_SHORT TASK_
Retype exactly the lines that run from the line with "OCR this image." to the final line of the entries, keeping both ends and nothing else.

_RAW RECORDS_
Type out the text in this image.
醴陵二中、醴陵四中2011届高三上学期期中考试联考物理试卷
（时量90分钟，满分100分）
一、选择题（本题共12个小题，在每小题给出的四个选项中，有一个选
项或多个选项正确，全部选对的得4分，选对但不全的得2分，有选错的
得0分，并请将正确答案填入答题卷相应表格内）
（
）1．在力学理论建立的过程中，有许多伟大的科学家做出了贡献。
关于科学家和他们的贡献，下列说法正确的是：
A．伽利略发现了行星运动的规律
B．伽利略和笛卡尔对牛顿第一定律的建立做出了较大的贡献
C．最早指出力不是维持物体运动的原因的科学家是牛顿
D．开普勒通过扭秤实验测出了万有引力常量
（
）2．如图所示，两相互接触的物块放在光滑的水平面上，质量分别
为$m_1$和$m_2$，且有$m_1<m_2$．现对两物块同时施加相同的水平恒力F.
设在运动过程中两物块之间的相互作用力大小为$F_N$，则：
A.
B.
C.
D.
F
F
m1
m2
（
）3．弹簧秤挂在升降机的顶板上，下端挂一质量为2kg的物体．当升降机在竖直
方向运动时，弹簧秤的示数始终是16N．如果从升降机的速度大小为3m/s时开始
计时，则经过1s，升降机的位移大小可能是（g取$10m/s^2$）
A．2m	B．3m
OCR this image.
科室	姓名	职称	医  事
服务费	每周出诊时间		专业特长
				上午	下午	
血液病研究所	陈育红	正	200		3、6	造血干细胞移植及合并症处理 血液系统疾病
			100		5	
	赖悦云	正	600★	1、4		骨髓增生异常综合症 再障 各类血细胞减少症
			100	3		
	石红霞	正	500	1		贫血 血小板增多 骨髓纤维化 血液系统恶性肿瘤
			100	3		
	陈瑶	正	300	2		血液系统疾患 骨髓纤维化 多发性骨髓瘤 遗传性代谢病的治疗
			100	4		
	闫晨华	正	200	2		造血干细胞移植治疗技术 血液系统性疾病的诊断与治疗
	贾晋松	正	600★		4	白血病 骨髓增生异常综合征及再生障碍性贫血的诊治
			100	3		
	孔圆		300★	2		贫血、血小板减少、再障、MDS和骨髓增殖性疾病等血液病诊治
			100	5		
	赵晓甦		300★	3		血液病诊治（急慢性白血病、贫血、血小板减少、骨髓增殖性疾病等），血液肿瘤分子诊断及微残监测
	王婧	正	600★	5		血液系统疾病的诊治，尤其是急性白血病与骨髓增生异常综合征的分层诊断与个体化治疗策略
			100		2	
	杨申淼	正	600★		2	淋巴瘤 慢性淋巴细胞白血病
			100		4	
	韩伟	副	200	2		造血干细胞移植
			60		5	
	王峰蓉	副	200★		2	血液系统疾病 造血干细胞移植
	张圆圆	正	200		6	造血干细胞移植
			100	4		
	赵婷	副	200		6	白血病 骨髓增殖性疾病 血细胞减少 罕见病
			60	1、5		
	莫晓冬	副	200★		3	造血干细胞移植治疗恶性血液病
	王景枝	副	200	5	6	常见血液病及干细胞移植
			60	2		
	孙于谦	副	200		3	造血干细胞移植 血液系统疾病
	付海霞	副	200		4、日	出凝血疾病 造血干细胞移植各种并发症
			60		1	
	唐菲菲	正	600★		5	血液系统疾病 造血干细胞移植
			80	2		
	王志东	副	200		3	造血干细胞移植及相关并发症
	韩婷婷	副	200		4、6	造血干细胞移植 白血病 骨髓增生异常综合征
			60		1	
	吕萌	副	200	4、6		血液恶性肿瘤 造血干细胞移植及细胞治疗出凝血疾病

_ANSWER TO THE EXERCISE_
OCR this image.
科室	姓名	职称	医  事
服务费	每周出诊时间		专业特长
				上午	下午	
血液病研究所	陈育红	正	200		3、6	造血干细胞移植及合并症处理 血液系统疾病
			100		5	
	赖悦云	正	600★	1、4		骨髓增生异常综合症 再障 各类血细胞减少症
			100	3		
	石红霞	正	500	1		贫血 血小板增多 骨髓纤维化 血液系统恶性肿瘤
			100	3		
	陈瑶	正	300	2		血液系统疾患 骨髓纤维化 多发性骨髓瘤 遗传性代谢病的治疗
			100	4		
	闫晨华	正	200	2		造血干细胞移植治疗技术 血液系统性疾病的诊断与治疗
	贾晋松	正	600★		4	白血病 骨髓增生异常综合征及再生障碍性贫血的诊治
			100	3		
	孔圆		300★	2		贫血、血小板减少、再障、MDS和骨髓增殖性疾病等血液病诊治
			100	5		
	赵晓甦		300★	3		血液病诊治（急慢性白血病、贫血、血小板减少、骨髓增殖性疾病等），血液肿瘤分子诊断及微残监测
	王婧	正	600★	5		血液系统疾病的诊治，尤其是急性白血病与骨髓增生异常综合征的分层诊断与个体化治疗策略
			100		2	
	杨申淼	正	600★		2	淋巴瘤 慢性淋巴细胞白血病
			100		4	
	韩伟	副	200	2		造血干细胞移植
			60		5	
	王峰蓉	副	200★		2	血液系统疾病 造血干细胞移植
	张圆圆	正	200		6	造血干细胞移植
			100	4		
	赵婷	副	200		6	白血病 骨髓增殖性疾病 血细胞减少 罕见病
			60	1、5		
	莫晓冬	副	200★		3	造血干细胞移植治疗恶性血液病
	王景枝	副	200	5	6	常见血液病及干细胞移植
			60	2		
	孙于谦	副	200		3	造血干细胞移植 血液系统疾病
	付海霞	副	200		4、日	出凝血疾病 造血干细胞移植各种并发症
			60		1	
	唐菲菲	正	600★		5	血液系统疾病 造血干细胞移植
			80	2		
	王志东	副	200		3	造血干细胞移植及相关并发症
	韩婷婷	副	200		4、6	造血干细胞移植 白血病 骨髓增生异常综合征
			60		1	
	吕萌	副	200	4、6		血液恶性肿瘤 造血干细胞移植及细胞治疗出凝血疾病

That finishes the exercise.